### YOUR INSTRUCTIONS
Reproduce each line of the material exactly, minus any picture.

### RECORD EXCERPTS
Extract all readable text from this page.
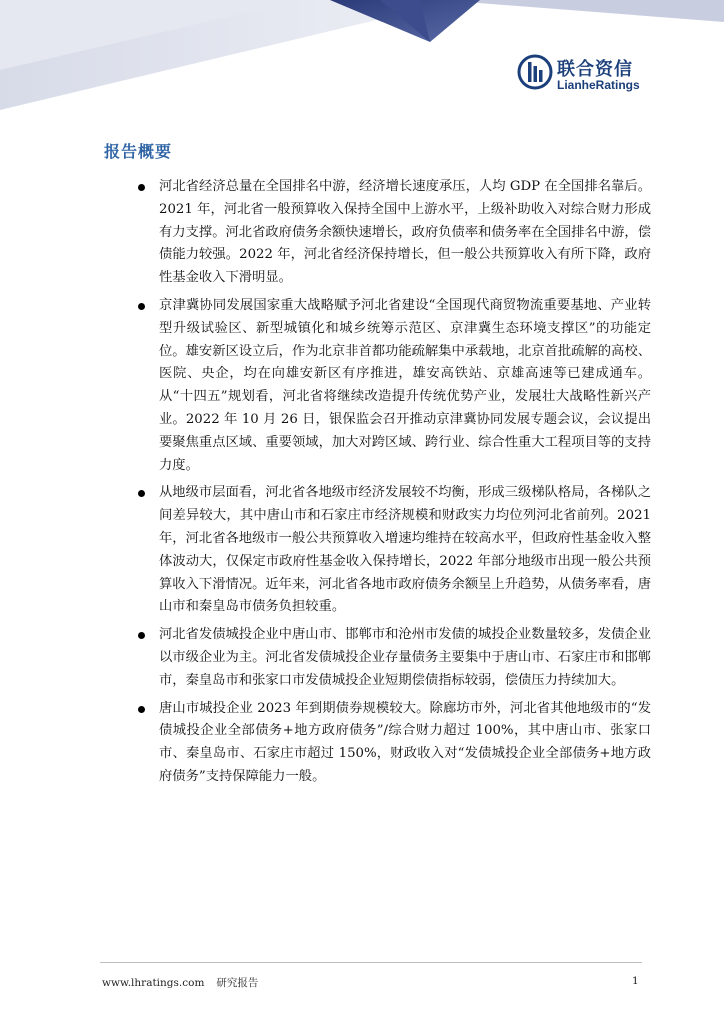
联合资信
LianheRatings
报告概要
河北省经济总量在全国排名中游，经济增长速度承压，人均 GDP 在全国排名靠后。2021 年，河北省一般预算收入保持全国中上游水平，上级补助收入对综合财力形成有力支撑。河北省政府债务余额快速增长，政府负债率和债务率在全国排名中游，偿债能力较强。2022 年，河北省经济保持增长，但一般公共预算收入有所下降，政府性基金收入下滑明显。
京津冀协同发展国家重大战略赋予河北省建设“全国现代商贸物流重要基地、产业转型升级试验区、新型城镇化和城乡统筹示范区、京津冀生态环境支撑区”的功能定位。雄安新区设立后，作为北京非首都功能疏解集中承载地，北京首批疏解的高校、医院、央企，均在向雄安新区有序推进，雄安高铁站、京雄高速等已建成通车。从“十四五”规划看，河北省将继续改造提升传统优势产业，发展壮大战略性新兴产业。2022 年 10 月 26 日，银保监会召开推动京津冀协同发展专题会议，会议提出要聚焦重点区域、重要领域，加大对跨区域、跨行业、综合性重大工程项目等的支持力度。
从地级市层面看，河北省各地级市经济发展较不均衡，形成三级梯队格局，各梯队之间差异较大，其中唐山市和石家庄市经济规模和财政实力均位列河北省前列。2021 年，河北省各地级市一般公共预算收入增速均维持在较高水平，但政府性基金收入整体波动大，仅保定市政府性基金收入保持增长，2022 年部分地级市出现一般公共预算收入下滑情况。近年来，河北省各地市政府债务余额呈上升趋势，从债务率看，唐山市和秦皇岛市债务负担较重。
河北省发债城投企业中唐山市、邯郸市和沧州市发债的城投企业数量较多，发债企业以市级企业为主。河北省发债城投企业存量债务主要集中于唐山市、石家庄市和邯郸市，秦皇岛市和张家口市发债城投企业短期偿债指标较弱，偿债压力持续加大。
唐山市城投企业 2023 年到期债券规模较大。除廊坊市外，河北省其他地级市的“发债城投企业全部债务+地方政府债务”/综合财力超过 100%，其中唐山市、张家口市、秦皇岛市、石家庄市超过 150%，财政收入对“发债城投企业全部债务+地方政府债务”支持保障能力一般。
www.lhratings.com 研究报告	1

### OUTPUT FOR THIS TASK
Extract all readable text from this page.
联合资信
LianheRatings
报告概要
河北省经济总量在全国排名中游，经济增长速度承压，人均 GDP 在全国排名靠后。2021 年，河北省一般预算收入保持全国中上游水平，上级补助收入对综合财力形成有力支撑。河北省政府债务余额快速增长，政府负债率和债务率在全国排名中游，偿债能力较强。2022 年，河北省经济保持增长，但一般公共预算收入有所下降，政府性基金收入下滑明显。
京津冀协同发展国家重大战略赋予河北省建设“全国现代商贸物流重要基地、产业转型升级试验区、新型城镇化和城乡统筹示范区、京津冀生态环境支撑区”的功能定位。雄安新区设立后，作为北京非首都功能疏解集中承载地，北京首批疏解的高校、医院、央企，均在向雄安新区有序推进，雄安高铁站、京雄高速等已建成通车。从“十四五”规划看，河北省将继续改造提升传统优势产业，发展壮大战略性新兴产业。2022 年 10 月 26 日，银保监会召开推动京津冀协同发展专题会议，会议提出要聚焦重点区域、重要领域，加大对跨区域、跨行业、综合性重大工程项目等的支持力度。
从地级市层面看，河北省各地级市经济发展较不均衡，形成三级梯队格局，各梯队之间差异较大，其中唐山市和石家庄市经济规模和财政实力均位列河北省前列。2021 年，河北省各地级市一般公共预算收入增速均维持在较高水平，但政府性基金收入整体波动大，仅保定市政府性基金收入保持增长，2022 年部分地级市出现一般公共预算收入下滑情况。近年来，河北省各地市政府债务余额呈上升趋势，从债务率看，唐山市和秦皇岛市债务负担较重。
河北省发债城投企业中唐山市、邯郸市和沧州市发债的城投企业数量较多，发债企业以市级企业为主。河北省发债城投企业存量债务主要集中于唐山市、石家庄市和邯郸市，秦皇岛市和张家口市发债城投企业短期偿债指标较弱，偿债压力持续加大。
唐山市城投企业 2023 年到期债券规模较大。除廊坊市外，河北省其他地级市的“发债城投企业全部债务+地方政府债务”/综合财力超过 100%，其中唐山市、张家口市、秦皇岛市、石家庄市超过 150%，财政收入对“发债城投企业全部债务+地方政府债务”支持保障能力一般。
www.lhratings.com 研究报告	1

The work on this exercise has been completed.